**EXERCISE BRIEF**
List, from the lines below, each one with "Anodisieren" in it.

[PROVIDED INFORMATION start]

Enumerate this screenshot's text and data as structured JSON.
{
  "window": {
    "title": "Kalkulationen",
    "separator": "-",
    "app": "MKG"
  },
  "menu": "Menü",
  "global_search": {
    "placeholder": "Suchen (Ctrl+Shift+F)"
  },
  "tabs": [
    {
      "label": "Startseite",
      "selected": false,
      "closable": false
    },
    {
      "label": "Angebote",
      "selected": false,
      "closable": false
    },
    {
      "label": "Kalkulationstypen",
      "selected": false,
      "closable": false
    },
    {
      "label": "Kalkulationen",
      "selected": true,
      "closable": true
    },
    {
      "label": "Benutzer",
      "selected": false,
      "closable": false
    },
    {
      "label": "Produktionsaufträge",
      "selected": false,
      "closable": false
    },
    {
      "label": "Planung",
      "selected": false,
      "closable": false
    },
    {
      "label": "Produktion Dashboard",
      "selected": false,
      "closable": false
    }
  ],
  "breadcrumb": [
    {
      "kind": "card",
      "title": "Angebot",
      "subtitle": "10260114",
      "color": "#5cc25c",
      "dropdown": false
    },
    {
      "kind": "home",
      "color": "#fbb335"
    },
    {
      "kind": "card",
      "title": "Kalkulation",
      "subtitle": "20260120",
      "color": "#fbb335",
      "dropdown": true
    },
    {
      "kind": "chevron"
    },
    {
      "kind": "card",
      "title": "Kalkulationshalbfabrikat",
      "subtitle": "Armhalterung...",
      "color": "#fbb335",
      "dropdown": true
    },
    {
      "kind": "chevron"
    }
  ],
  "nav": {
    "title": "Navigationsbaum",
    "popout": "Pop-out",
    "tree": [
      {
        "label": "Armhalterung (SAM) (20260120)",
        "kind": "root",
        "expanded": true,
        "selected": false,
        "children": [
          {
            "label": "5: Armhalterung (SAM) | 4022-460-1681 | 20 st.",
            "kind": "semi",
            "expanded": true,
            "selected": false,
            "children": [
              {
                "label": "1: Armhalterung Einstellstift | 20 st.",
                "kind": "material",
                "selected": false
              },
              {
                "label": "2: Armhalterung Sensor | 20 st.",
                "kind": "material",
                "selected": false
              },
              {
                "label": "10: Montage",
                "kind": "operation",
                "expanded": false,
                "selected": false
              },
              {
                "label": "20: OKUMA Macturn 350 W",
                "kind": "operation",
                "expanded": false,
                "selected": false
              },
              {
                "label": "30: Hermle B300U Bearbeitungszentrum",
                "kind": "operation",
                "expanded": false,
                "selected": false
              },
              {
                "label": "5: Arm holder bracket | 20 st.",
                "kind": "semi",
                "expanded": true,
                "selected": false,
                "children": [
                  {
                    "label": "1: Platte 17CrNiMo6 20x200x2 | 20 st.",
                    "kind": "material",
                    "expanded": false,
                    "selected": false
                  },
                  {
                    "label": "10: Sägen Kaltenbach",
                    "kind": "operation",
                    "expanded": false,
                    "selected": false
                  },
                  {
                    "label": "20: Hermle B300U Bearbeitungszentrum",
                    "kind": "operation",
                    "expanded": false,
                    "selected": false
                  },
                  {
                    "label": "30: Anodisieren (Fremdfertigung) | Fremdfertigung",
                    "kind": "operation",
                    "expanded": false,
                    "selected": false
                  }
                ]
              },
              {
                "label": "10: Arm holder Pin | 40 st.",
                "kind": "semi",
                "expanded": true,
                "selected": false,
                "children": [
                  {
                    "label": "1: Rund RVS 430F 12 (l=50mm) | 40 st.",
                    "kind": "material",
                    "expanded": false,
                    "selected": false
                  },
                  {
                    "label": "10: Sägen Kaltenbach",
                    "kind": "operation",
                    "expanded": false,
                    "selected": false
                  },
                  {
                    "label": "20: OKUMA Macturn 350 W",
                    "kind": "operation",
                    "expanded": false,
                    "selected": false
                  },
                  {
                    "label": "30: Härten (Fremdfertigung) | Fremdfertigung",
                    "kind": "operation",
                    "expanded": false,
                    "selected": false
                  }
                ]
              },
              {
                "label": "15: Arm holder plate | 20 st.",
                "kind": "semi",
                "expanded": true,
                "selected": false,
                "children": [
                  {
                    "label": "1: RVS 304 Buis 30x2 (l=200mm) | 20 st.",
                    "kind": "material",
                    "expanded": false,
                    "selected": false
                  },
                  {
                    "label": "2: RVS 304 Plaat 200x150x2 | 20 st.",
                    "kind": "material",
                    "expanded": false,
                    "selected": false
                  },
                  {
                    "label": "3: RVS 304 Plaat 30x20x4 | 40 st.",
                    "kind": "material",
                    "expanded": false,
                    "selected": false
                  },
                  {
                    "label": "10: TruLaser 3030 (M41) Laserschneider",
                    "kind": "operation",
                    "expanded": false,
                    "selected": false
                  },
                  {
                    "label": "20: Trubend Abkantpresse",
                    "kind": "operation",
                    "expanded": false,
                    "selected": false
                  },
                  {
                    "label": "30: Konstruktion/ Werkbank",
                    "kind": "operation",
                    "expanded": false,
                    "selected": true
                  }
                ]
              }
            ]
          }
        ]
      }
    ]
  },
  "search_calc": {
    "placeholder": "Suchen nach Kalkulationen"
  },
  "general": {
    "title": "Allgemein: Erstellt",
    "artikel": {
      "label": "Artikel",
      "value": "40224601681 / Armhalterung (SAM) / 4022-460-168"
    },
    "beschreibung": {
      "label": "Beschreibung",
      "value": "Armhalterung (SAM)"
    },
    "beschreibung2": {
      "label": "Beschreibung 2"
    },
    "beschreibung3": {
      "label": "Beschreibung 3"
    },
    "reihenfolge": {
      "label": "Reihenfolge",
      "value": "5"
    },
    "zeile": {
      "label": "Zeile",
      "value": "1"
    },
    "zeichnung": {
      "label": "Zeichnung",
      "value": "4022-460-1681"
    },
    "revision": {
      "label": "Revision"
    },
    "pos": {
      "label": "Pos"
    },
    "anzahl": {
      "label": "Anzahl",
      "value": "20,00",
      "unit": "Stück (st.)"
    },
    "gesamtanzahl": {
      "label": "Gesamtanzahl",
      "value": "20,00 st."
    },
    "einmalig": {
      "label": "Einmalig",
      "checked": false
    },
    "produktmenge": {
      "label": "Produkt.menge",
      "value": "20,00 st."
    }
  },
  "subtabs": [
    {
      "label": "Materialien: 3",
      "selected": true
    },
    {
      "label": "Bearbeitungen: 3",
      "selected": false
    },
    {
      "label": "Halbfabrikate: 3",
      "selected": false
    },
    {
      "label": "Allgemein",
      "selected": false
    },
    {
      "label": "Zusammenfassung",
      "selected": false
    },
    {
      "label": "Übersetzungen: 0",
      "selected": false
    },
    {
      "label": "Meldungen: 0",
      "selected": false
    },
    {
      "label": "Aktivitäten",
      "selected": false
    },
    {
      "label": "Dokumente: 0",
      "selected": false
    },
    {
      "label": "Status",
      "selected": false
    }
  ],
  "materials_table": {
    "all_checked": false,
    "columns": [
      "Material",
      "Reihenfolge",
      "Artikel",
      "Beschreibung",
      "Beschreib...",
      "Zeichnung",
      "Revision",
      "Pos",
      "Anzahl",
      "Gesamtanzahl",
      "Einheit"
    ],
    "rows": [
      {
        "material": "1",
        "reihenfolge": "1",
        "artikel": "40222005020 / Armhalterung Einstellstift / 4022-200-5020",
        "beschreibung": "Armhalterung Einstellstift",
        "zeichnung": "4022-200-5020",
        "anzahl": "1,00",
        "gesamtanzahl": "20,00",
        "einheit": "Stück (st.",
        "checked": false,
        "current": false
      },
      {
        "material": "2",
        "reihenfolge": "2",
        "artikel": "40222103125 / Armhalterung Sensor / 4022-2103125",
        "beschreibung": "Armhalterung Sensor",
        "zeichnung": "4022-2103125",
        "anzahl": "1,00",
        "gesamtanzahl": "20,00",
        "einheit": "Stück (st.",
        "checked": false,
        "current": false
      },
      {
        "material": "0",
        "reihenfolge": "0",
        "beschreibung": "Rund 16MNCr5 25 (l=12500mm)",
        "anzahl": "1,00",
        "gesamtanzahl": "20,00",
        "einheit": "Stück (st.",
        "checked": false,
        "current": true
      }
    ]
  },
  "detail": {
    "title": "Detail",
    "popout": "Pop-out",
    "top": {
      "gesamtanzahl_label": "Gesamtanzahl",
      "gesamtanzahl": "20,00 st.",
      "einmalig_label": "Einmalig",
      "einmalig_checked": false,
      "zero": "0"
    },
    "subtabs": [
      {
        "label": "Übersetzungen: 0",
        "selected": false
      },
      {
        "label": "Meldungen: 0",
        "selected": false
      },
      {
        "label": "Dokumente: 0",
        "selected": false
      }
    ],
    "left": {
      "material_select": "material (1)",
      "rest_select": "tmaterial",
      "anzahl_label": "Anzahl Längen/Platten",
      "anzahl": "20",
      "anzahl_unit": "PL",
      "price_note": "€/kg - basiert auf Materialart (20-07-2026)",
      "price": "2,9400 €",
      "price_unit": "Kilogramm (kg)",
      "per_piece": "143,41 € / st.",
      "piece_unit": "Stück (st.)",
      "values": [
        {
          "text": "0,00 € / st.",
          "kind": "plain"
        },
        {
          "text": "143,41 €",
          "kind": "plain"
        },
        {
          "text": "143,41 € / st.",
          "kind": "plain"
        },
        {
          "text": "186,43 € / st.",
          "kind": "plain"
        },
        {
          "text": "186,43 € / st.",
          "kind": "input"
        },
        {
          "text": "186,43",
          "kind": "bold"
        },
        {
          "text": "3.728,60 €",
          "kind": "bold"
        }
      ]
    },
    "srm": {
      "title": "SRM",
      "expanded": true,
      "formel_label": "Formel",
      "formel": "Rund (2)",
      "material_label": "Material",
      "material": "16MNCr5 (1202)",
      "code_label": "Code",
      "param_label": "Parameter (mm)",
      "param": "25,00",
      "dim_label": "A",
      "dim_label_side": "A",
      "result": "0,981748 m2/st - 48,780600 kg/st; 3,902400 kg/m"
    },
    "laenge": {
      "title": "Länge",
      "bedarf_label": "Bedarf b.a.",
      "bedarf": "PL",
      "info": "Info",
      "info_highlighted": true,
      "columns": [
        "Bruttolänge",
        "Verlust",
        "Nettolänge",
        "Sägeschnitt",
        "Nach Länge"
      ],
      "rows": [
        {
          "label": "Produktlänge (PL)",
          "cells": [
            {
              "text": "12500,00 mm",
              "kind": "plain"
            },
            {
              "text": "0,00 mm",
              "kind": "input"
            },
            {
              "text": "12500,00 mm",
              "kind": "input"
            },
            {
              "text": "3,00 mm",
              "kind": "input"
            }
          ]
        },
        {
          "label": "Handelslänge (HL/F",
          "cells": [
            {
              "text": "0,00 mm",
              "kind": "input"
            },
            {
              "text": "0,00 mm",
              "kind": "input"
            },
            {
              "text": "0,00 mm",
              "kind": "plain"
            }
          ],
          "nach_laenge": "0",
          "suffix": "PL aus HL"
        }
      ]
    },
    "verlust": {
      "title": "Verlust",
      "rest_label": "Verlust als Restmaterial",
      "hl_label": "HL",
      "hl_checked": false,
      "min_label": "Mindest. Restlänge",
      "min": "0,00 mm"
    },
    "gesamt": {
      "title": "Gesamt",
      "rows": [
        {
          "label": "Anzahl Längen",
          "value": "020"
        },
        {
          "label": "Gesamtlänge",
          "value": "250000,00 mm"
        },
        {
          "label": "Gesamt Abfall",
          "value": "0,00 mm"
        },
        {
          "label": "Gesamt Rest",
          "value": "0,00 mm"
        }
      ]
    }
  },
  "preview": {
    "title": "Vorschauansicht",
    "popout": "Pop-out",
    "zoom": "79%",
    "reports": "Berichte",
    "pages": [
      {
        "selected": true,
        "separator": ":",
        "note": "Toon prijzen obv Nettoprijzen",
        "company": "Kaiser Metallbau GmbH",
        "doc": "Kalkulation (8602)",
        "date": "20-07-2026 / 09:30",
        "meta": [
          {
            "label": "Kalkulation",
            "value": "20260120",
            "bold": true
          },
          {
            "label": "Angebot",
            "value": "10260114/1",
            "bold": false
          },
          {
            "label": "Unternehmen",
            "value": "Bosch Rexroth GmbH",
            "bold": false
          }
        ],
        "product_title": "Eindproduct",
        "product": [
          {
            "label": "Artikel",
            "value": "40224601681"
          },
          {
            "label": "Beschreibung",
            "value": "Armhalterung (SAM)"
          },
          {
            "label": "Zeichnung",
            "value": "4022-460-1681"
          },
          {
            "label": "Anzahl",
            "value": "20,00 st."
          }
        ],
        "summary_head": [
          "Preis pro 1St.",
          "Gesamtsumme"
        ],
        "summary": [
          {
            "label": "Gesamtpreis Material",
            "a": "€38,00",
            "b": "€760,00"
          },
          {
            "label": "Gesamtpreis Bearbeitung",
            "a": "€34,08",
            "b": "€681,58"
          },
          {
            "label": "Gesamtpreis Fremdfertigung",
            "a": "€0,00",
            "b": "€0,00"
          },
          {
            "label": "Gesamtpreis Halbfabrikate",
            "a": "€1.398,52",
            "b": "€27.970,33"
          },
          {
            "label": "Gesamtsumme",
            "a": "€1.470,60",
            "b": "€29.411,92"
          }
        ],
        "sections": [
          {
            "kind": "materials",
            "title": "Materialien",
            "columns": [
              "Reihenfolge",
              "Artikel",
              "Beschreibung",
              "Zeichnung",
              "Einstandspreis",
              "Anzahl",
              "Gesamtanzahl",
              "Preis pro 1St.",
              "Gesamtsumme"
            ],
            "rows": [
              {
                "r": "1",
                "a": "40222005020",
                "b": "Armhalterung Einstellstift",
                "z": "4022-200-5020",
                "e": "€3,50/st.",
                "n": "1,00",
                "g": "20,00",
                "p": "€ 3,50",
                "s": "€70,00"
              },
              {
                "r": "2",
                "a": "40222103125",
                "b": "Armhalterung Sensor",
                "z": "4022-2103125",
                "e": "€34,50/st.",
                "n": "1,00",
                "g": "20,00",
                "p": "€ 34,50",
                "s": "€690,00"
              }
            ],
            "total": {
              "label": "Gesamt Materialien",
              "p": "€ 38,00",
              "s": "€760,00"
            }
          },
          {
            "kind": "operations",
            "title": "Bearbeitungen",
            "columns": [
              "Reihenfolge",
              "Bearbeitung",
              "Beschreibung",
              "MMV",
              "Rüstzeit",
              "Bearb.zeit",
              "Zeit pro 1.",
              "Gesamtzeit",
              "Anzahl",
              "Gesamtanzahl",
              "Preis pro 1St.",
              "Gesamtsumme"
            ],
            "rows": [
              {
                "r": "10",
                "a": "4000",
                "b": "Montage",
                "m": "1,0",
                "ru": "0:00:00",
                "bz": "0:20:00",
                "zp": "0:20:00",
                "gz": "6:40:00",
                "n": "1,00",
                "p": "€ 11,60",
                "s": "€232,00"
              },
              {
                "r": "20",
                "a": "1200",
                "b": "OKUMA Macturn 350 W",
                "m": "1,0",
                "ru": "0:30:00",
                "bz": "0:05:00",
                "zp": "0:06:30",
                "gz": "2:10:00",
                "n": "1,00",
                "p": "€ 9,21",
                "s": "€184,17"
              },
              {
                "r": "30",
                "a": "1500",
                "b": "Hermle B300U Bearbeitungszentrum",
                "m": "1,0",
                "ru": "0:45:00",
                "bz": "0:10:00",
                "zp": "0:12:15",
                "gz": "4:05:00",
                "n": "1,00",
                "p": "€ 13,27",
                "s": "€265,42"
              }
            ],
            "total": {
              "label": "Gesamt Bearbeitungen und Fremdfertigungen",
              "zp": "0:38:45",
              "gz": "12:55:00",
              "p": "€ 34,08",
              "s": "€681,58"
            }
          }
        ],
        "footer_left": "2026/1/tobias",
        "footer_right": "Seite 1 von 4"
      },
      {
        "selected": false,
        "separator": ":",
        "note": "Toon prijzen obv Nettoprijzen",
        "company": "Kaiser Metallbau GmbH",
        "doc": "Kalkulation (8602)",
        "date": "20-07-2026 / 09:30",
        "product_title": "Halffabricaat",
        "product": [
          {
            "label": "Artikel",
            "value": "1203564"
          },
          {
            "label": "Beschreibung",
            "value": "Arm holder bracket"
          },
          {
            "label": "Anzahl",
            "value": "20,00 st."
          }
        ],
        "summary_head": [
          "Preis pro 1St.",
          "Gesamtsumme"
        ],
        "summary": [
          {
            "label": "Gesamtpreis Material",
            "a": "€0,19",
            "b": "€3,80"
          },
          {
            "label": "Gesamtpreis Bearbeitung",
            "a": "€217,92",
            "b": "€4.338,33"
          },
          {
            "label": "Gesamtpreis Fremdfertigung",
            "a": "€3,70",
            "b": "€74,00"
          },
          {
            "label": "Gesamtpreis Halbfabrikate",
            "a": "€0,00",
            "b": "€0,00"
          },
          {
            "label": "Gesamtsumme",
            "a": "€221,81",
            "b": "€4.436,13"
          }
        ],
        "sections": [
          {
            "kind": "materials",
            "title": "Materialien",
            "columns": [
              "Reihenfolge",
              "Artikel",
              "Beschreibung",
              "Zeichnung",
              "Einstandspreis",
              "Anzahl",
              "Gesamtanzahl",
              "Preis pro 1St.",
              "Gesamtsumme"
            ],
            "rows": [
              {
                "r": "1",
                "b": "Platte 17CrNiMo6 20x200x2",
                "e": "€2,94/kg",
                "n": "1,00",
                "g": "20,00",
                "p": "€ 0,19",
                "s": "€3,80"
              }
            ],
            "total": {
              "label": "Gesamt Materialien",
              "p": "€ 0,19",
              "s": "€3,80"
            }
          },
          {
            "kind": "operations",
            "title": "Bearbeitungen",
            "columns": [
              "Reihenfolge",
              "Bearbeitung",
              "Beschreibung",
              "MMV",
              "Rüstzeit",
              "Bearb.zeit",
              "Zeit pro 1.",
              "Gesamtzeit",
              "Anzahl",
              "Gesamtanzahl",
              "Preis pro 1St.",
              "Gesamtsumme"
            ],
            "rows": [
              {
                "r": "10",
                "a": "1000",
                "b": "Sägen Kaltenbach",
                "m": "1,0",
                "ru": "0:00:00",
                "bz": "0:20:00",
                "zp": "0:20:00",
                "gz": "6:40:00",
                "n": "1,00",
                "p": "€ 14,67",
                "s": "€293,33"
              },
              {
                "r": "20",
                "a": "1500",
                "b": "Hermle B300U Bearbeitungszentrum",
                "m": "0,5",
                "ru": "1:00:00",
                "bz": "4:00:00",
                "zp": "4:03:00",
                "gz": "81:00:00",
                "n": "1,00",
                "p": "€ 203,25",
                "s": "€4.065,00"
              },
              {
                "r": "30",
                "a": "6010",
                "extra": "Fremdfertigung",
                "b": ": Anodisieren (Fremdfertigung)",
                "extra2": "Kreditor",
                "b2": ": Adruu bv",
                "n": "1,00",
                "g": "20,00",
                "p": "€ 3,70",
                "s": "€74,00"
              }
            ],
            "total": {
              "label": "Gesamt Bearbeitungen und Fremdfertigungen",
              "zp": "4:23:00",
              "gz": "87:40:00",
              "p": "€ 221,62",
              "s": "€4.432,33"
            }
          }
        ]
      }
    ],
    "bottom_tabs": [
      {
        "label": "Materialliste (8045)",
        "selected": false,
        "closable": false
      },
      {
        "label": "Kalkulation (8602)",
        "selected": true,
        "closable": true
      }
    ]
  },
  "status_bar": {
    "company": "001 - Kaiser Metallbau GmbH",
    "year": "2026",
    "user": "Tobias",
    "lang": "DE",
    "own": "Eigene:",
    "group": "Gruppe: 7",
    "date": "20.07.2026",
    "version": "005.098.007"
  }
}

[PROVIDED INFORMATION end]

**SOLUTION FOR THIS TASK**
                    "label": "30: Anodisieren (Fremdfertigung) | Fremdfertigung",
                "b": ": Anodisieren (Fremdfertigung)",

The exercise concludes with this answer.